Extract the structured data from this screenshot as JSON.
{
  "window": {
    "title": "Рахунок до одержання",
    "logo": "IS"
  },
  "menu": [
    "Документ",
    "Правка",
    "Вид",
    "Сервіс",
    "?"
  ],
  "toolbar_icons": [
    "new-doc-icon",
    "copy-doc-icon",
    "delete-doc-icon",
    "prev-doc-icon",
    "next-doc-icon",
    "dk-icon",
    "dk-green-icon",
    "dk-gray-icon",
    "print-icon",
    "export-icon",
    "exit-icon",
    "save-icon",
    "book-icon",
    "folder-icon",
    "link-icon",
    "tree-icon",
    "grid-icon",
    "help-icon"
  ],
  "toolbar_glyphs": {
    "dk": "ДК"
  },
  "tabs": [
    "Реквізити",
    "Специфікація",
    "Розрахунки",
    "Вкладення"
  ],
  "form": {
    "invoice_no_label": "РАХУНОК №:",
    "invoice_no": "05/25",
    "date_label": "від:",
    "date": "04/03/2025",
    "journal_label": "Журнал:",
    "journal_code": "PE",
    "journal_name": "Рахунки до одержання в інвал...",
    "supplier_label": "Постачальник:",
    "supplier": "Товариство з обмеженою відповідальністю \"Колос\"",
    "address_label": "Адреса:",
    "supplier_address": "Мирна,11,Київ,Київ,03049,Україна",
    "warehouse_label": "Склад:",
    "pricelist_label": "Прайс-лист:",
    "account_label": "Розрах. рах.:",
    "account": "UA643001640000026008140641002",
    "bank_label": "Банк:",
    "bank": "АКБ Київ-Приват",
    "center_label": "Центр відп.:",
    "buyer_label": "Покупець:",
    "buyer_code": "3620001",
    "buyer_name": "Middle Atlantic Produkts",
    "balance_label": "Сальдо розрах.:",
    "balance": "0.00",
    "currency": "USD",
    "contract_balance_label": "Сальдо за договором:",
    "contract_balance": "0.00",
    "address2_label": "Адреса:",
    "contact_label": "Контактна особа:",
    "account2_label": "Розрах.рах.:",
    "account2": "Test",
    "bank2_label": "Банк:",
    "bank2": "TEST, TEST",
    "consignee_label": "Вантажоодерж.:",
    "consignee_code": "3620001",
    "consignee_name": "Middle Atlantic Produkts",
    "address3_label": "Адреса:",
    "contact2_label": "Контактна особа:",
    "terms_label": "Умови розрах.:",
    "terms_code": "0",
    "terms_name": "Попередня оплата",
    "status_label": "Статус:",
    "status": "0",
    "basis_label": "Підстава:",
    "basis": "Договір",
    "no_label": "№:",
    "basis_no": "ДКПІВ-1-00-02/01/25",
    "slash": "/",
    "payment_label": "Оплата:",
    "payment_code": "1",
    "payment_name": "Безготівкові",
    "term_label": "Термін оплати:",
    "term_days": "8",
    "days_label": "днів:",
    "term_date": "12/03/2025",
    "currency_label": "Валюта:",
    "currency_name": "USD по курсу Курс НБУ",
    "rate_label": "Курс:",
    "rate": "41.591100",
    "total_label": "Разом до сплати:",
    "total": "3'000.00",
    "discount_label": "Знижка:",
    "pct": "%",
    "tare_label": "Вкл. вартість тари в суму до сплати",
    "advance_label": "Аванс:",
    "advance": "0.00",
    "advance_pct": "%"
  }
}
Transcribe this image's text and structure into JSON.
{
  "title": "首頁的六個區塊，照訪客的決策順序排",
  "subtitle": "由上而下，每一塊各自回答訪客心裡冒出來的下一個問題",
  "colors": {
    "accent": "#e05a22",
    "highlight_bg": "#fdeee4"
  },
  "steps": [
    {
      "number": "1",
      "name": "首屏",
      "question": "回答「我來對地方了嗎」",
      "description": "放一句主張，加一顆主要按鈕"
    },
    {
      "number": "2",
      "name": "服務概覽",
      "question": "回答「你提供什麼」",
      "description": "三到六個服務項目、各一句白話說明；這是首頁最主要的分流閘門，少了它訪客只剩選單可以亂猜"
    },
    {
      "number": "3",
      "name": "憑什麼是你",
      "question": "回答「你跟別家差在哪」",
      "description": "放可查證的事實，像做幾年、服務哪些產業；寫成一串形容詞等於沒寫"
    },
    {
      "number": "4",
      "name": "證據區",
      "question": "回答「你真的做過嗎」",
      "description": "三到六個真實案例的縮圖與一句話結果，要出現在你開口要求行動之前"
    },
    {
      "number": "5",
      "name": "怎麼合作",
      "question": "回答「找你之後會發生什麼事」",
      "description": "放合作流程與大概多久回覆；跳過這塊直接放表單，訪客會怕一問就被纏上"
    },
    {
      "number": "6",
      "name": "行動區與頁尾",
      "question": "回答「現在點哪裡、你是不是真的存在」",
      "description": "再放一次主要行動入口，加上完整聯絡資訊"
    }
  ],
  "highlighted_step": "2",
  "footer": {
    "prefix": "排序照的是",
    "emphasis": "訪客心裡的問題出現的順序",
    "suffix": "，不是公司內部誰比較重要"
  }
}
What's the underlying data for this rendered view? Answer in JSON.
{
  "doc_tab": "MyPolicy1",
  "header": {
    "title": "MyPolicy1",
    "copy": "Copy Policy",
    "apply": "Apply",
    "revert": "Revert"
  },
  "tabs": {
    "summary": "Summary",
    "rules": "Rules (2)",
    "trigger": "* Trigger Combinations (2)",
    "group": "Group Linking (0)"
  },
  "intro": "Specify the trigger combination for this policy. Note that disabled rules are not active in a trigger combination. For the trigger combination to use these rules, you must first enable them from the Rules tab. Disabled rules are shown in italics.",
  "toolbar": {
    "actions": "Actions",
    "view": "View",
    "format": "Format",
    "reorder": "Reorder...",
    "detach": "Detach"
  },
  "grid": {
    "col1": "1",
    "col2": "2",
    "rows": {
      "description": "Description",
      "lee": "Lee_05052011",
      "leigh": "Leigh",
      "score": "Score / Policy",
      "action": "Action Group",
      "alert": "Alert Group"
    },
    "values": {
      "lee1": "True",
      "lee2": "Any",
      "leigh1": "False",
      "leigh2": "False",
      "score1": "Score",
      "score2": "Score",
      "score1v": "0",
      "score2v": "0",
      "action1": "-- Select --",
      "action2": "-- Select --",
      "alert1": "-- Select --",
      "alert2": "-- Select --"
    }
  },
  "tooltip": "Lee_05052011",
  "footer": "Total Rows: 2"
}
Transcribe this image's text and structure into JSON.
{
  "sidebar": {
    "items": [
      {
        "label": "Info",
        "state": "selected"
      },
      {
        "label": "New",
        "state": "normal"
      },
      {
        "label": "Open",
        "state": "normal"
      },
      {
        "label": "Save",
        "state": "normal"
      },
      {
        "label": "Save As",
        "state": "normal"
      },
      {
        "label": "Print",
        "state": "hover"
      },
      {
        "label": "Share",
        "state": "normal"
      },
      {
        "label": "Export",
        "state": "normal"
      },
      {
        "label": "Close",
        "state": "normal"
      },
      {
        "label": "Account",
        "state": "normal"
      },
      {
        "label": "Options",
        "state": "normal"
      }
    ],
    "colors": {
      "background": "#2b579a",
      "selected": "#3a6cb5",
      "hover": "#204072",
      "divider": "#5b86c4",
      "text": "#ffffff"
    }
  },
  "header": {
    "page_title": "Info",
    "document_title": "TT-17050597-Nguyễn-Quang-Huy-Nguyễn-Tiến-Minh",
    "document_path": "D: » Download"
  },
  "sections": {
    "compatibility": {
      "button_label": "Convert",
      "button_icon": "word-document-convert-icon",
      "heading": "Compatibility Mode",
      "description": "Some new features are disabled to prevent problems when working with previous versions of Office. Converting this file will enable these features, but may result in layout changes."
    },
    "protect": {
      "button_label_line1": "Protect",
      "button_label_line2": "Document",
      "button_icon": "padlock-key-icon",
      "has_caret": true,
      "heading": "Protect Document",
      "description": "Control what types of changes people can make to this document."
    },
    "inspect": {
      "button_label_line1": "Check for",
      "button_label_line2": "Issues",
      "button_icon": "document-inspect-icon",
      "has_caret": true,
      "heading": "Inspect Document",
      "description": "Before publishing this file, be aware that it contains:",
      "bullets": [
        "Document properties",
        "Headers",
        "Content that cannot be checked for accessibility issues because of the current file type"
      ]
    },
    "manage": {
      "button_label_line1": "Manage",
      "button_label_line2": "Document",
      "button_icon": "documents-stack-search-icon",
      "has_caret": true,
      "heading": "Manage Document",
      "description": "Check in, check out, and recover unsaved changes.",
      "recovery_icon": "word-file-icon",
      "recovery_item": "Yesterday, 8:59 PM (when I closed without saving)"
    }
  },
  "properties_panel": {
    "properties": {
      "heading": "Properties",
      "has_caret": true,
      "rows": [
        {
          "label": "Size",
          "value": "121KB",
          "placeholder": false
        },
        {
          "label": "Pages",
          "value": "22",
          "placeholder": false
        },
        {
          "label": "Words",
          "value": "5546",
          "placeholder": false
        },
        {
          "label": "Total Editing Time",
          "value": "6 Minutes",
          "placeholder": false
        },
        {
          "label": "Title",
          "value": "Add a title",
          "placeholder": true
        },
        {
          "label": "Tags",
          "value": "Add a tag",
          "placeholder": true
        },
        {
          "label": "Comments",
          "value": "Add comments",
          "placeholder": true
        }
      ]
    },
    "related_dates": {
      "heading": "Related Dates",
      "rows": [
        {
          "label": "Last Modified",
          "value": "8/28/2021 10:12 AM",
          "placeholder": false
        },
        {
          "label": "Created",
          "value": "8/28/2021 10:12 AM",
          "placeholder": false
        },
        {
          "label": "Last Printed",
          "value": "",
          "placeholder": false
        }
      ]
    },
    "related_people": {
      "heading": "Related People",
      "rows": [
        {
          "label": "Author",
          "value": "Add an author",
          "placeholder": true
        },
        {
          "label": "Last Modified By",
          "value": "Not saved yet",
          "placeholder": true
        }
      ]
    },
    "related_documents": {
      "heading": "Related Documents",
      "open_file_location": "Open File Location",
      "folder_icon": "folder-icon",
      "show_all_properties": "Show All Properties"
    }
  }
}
· · ·
▶ _Work required_
Of the lines in this listing, report how many contain the string "folder", and give the number only.

▶ _Written response_
2